## What the task asks
Copy each line of the records that holds the string "screenshot".

* start Extracted material *

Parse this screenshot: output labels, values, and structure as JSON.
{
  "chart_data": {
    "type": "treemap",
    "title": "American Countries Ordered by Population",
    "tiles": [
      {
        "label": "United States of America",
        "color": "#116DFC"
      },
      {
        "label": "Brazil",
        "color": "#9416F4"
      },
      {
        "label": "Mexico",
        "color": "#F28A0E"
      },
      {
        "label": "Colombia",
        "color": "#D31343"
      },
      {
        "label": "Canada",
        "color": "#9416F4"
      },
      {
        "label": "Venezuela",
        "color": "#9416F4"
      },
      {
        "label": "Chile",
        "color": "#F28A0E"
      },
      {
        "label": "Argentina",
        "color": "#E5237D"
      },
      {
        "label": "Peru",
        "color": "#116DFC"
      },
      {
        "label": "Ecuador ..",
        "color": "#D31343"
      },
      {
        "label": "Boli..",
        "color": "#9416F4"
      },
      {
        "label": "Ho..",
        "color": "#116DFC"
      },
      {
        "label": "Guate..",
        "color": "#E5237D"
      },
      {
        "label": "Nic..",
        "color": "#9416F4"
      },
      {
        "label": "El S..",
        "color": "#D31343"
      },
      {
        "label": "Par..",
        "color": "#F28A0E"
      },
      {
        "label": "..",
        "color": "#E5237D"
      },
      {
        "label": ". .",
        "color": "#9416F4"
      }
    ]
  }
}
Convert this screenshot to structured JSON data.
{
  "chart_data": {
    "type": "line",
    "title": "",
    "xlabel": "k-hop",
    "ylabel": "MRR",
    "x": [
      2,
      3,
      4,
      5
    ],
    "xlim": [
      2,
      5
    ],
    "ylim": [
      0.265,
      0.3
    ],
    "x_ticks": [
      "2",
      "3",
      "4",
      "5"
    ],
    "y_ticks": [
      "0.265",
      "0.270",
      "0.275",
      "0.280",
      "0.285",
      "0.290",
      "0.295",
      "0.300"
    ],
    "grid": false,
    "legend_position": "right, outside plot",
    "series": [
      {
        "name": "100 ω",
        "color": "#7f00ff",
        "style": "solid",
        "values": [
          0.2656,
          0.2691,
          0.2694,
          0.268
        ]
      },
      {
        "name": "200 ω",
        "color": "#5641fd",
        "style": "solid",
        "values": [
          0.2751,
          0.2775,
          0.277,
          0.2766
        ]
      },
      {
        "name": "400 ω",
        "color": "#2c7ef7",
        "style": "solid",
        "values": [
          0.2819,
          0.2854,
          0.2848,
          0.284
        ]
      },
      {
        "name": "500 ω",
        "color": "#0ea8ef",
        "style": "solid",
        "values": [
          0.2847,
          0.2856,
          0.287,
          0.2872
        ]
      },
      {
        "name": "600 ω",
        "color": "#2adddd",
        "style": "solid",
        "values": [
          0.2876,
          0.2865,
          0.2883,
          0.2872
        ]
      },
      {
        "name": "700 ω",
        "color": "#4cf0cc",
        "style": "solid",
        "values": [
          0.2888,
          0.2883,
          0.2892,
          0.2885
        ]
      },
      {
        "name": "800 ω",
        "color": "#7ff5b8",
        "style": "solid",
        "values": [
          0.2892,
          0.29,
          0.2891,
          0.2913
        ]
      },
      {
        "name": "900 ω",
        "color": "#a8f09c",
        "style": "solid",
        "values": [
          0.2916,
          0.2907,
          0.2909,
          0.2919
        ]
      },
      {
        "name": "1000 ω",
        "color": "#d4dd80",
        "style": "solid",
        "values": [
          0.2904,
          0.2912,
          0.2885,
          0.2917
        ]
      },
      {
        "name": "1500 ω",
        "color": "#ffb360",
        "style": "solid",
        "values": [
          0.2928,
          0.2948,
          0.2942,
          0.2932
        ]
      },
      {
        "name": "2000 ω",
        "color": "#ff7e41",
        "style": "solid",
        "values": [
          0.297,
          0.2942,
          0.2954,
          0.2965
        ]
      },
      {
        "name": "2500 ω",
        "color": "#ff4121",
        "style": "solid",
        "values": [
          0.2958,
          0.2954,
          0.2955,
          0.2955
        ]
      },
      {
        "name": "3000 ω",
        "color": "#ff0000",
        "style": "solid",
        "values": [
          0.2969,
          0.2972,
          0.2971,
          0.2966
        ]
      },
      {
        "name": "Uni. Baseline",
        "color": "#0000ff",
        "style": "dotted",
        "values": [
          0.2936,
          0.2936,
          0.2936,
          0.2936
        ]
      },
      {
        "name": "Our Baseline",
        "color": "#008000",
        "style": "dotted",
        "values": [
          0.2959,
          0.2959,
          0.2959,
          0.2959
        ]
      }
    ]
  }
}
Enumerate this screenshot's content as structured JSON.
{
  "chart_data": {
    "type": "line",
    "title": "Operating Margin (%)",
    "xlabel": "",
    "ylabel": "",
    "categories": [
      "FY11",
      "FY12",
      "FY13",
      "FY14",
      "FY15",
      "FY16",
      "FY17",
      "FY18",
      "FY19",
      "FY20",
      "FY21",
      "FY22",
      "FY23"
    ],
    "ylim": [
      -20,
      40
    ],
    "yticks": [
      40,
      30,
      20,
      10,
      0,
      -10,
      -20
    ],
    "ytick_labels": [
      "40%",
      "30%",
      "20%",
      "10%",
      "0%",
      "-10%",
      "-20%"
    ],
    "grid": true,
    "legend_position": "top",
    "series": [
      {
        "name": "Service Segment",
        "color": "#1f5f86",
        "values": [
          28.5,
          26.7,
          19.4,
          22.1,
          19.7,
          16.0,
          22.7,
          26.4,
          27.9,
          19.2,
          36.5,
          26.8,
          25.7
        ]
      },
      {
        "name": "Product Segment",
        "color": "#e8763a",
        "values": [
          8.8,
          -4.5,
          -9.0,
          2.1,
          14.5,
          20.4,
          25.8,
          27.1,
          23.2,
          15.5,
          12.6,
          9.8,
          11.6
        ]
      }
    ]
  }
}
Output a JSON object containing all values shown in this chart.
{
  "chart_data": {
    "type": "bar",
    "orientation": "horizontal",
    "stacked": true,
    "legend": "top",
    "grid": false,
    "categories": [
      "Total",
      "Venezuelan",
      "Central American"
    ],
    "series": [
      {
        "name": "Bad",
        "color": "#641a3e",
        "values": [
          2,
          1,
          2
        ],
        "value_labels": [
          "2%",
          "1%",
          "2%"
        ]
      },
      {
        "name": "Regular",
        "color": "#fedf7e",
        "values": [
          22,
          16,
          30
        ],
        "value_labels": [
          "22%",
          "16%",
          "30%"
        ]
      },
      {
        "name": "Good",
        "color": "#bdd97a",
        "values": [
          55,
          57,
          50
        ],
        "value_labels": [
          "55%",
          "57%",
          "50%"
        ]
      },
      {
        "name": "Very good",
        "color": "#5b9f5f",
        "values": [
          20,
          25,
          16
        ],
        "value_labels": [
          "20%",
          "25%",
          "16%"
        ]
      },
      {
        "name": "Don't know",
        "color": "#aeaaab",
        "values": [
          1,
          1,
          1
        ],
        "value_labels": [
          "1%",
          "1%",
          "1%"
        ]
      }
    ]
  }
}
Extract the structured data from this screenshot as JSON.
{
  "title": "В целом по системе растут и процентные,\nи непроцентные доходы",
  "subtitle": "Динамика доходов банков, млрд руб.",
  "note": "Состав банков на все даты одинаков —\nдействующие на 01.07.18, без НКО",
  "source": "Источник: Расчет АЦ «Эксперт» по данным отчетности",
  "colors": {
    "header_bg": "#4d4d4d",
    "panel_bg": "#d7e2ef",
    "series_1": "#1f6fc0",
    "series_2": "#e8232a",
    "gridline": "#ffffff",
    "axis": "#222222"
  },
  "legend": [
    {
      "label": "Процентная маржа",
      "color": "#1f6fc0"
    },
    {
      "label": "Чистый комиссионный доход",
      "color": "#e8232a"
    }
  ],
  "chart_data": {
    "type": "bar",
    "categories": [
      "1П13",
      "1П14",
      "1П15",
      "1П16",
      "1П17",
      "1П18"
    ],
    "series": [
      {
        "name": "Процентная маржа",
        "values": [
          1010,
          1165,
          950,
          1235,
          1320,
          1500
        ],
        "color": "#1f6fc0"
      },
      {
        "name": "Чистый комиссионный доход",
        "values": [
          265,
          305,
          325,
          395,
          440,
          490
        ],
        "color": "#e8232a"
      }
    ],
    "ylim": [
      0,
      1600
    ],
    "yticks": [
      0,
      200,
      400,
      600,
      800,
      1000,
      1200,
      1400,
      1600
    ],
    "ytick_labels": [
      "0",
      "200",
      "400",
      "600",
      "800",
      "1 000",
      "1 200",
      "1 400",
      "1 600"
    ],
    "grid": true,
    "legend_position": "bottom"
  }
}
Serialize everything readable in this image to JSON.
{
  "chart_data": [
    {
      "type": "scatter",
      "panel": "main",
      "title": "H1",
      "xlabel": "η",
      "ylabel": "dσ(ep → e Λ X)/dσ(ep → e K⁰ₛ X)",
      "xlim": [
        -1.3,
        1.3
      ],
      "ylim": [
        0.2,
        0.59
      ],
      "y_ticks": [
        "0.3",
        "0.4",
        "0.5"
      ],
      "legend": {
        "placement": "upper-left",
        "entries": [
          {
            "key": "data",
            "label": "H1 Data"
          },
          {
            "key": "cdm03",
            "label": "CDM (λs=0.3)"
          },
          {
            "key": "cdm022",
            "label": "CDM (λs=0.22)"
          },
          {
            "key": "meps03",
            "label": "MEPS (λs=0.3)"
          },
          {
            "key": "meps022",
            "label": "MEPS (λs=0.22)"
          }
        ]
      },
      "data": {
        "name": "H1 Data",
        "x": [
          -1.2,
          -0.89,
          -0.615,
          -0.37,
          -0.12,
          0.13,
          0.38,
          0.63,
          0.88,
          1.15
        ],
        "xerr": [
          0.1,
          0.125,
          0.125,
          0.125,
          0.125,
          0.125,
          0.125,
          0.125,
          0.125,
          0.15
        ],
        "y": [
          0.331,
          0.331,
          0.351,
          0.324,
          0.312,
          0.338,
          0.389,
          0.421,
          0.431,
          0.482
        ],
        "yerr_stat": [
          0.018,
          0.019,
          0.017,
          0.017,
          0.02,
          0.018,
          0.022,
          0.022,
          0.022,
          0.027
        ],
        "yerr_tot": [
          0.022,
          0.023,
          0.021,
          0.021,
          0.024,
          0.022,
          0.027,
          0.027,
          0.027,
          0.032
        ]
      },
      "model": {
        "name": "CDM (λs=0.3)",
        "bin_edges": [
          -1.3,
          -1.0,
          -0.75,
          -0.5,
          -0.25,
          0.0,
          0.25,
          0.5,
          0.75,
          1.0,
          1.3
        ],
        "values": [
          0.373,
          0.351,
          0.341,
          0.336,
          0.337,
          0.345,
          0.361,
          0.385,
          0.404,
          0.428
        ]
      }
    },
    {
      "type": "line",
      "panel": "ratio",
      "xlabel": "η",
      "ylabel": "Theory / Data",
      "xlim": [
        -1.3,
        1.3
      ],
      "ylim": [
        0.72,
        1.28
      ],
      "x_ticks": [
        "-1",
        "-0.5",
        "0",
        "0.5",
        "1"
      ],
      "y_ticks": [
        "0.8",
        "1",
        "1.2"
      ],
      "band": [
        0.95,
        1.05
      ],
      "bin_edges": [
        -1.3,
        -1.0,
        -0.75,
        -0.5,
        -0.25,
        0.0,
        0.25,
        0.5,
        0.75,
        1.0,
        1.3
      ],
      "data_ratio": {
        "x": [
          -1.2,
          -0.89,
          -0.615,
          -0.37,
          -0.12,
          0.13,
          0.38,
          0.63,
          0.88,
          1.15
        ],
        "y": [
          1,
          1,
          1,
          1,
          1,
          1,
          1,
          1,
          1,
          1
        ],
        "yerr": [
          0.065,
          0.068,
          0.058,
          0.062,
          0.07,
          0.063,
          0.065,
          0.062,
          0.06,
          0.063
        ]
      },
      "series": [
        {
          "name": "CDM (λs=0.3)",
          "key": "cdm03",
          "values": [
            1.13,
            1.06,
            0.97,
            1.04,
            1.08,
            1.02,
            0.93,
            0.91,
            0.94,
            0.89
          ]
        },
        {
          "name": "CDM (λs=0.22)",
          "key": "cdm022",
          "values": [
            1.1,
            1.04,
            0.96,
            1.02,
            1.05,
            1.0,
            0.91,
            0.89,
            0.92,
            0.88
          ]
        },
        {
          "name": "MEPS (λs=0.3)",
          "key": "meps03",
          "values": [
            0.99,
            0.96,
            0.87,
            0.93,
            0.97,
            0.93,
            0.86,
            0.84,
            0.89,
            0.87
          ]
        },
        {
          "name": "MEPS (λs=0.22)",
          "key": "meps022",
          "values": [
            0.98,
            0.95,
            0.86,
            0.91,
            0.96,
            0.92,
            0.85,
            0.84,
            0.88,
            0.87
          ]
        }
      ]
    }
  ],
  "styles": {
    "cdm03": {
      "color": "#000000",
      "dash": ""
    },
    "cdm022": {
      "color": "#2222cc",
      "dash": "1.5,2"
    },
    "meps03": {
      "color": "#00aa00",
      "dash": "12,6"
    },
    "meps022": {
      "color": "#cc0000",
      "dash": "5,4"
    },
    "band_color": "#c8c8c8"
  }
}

* end Extracted material *

## The reply
Parse this screenshot: output labels, values, and structure as JSON.
Convert this screenshot to structured JSON data.
Enumerate this screenshot's content as structured JSON.
Extract the structured data from this screenshot as JSON.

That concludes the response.